Within the records below, find each line that holds the string "kind", then copy it.
┌─ Given information
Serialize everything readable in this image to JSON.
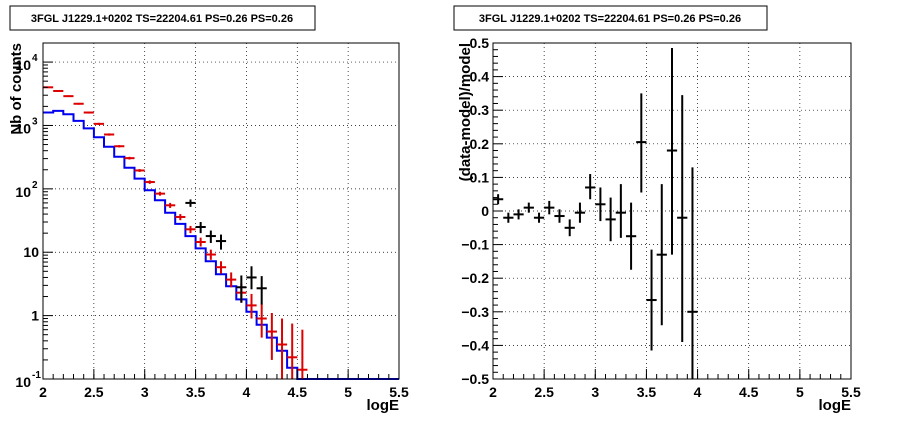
{
  "chart_data": [
    {
      "type": "step",
      "title": "3FGL J1229.1+0202 TS=22204.61 PS=0.26 PS=0.26",
      "xlabel": "logE",
      "ylabel": "Nb of counts",
      "xlim": [
        2,
        5.5
      ],
      "ylim": [
        0.1,
        20000
      ],
      "yscale": "log",
      "grid": true,
      "x_ticks": [
        "2",
        "2.5",
        "3",
        "3.5",
        "4",
        "4.5",
        "5",
        "5.5"
      ],
      "y_ticks": [
        {
          "base": "10",
          "exp": "-1",
          "value": 0.1
        },
        {
          "base": "1",
          "exp": "",
          "value": 1
        },
        {
          "base": "10",
          "exp": "",
          "value": 10
        },
        {
          "base": "10",
          "exp": "2",
          "value": 100
        },
        {
          "base": "10",
          "exp": "3",
          "value": 1000
        },
        {
          "base": "10",
          "exp": "4",
          "value": 10000
        }
      ],
      "bin_edges": [
        2.0,
        2.1,
        2.2,
        2.3,
        2.4,
        2.5,
        2.6,
        2.7,
        2.8,
        2.9,
        3.0,
        3.1,
        3.2,
        3.3,
        3.4,
        3.5,
        3.6,
        3.7,
        3.8,
        3.9,
        4.0,
        4.1,
        4.2,
        4.3,
        4.4,
        4.5,
        4.6,
        4.7,
        4.8,
        4.9,
        5.0,
        5.1,
        5.2,
        5.3,
        5.4,
        5.5
      ],
      "series": [
        {
          "kind": "model_step",
          "color": "#0000ee",
          "values": [
            1600,
            1700,
            1500,
            1180,
            900,
            650,
            460,
            320,
            215,
            145,
            95,
            66,
            42,
            28,
            18,
            11.5,
            7.2,
            4.5,
            2.9,
            1.8,
            1.15,
            0.72,
            0.45,
            0.28,
            0.15,
            0.1,
            0.1,
            0.1,
            0.1,
            0.1,
            0.1,
            0.1,
            0.1,
            0.1,
            0.1
          ]
        },
        {
          "kind": "red_points",
          "color": "#dd0000",
          "points": [
            {
              "x": 2.05,
              "y": 4000,
              "lo": 3900,
              "hi": 4100
            },
            {
              "x": 2.15,
              "y": 3500,
              "lo": 3400,
              "hi": 3600
            },
            {
              "x": 2.25,
              "y": 2900,
              "lo": 2810,
              "hi": 2990
            },
            {
              "x": 2.35,
              "y": 2200,
              "lo": 2130,
              "hi": 2270
            },
            {
              "x": 2.45,
              "y": 1600,
              "lo": 1540,
              "hi": 1660
            },
            {
              "x": 2.55,
              "y": 1060,
              "lo": 1020,
              "hi": 1100
            },
            {
              "x": 2.65,
              "y": 720,
              "lo": 690,
              "hi": 750
            },
            {
              "x": 2.75,
              "y": 470,
              "lo": 450,
              "hi": 490
            },
            {
              "x": 2.85,
              "y": 305,
              "lo": 290,
              "hi": 320
            },
            {
              "x": 2.95,
              "y": 195,
              "lo": 185,
              "hi": 205
            },
            {
              "x": 3.05,
              "y": 128,
              "lo": 120,
              "hi": 136
            },
            {
              "x": 3.15,
              "y": 84,
              "lo": 78,
              "hi": 90
            },
            {
              "x": 3.25,
              "y": 55,
              "lo": 50,
              "hi": 60
            },
            {
              "x": 3.35,
              "y": 36,
              "lo": 32,
              "hi": 40
            },
            {
              "x": 3.45,
              "y": 23,
              "lo": 20,
              "hi": 26
            },
            {
              "x": 3.55,
              "y": 14.5,
              "lo": 12.3,
              "hi": 17
            },
            {
              "x": 3.65,
              "y": 9.2,
              "lo": 7.6,
              "hi": 11
            },
            {
              "x": 3.75,
              "y": 5.8,
              "lo": 4.6,
              "hi": 7.2
            },
            {
              "x": 3.85,
              "y": 3.7,
              "lo": 2.8,
              "hi": 4.8
            },
            {
              "x": 3.95,
              "y": 2.3,
              "lo": 1.6,
              "hi": 3.2
            },
            {
              "x": 4.05,
              "y": 1.45,
              "lo": 0.9,
              "hi": 2.2
            },
            {
              "x": 4.15,
              "y": 0.9,
              "lo": 0.45,
              "hi": 1.55
            },
            {
              "x": 4.25,
              "y": 0.56,
              "lo": 0.2,
              "hi": 1.1
            },
            {
              "x": 4.35,
              "y": 0.35,
              "lo": 0.1,
              "hi": 0.9
            },
            {
              "x": 4.45,
              "y": 0.22,
              "lo": 0.1,
              "hi": 0.75
            },
            {
              "x": 4.55,
              "y": 0.14,
              "lo": 0.1,
              "hi": 0.6
            }
          ]
        },
        {
          "kind": "data_points",
          "color": "#000000",
          "points": [
            {
              "x": 3.45,
              "y": 60,
              "lo": 52,
              "hi": 68
            },
            {
              "x": 3.55,
              "y": 25,
              "lo": 20,
              "hi": 30
            },
            {
              "x": 3.65,
              "y": 18,
              "lo": 14,
              "hi": 22
            },
            {
              "x": 3.75,
              "y": 15,
              "lo": 11,
              "hi": 19
            },
            {
              "x": 3.95,
              "y": 2.8,
              "lo": 1.6,
              "hi": 4.3
            },
            {
              "x": 4.05,
              "y": 4.0,
              "lo": 2.6,
              "hi": 6.0
            },
            {
              "x": 4.15,
              "y": 2.7,
              "lo": 1.5,
              "hi": 4.2
            }
          ]
        }
      ]
    },
    {
      "type": "scatter",
      "title": "3FGL J1229.1+0202 TS=22204.61 PS=0.26 PS=0.26",
      "xlabel": "logE",
      "ylabel": "(data-model)/model",
      "xlim": [
        2,
        5.5
      ],
      "ylim": [
        -0.5,
        0.5
      ],
      "grid": true,
      "x_ticks": [
        "2",
        "2.5",
        "3",
        "3.5",
        "4",
        "4.5",
        "5",
        "5.5"
      ],
      "y_ticks": [
        "−0.5",
        "−0.4",
        "−0.3",
        "−0.2",
        "−0.1",
        "0",
        "0.1",
        "0.2",
        "0.3",
        "0.4",
        "0.5"
      ],
      "points": [
        {
          "x": 2.05,
          "y": 0.035,
          "lo": 0.02,
          "hi": 0.05
        },
        {
          "x": 2.15,
          "y": -0.02,
          "lo": -0.035,
          "hi": -0.005
        },
        {
          "x": 2.25,
          "y": -0.01,
          "lo": -0.025,
          "hi": 0.005
        },
        {
          "x": 2.35,
          "y": 0.01,
          "lo": -0.005,
          "hi": 0.025
        },
        {
          "x": 2.45,
          "y": -0.02,
          "lo": -0.035,
          "hi": -0.005
        },
        {
          "x": 2.55,
          "y": 0.01,
          "lo": -0.01,
          "hi": 0.03
        },
        {
          "x": 2.65,
          "y": -0.015,
          "lo": -0.035,
          "hi": 0.005
        },
        {
          "x": 2.75,
          "y": -0.05,
          "lo": -0.075,
          "hi": -0.025
        },
        {
          "x": 2.85,
          "y": -0.005,
          "lo": -0.035,
          "hi": 0.025
        },
        {
          "x": 2.95,
          "y": 0.07,
          "lo": 0.035,
          "hi": 0.11
        },
        {
          "x": 3.05,
          "y": 0.02,
          "lo": -0.03,
          "hi": 0.07
        },
        {
          "x": 3.15,
          "y": -0.025,
          "lo": -0.09,
          "hi": 0.04
        },
        {
          "x": 3.25,
          "y": -0.005,
          "lo": -0.08,
          "hi": 0.08
        },
        {
          "x": 3.35,
          "y": -0.075,
          "lo": -0.175,
          "hi": 0.025
        },
        {
          "x": 3.45,
          "y": 0.205,
          "lo": 0.055,
          "hi": 0.35
        },
        {
          "x": 3.55,
          "y": -0.265,
          "lo": -0.415,
          "hi": -0.115
        },
        {
          "x": 3.65,
          "y": -0.13,
          "lo": -0.34,
          "hi": 0.08
        },
        {
          "x": 3.75,
          "y": 0.18,
          "lo": -0.13,
          "hi": 0.485
        },
        {
          "x": 3.85,
          "y": -0.02,
          "lo": -0.39,
          "hi": 0.345
        },
        {
          "x": 3.95,
          "y": -0.3,
          "lo": -0.5,
          "hi": 0.13
        }
      ]
    }
  ]
}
└─
Reply to the exercise:
          "kind": "model_step",
          "kind": "red_points",
          "kind": "data_points",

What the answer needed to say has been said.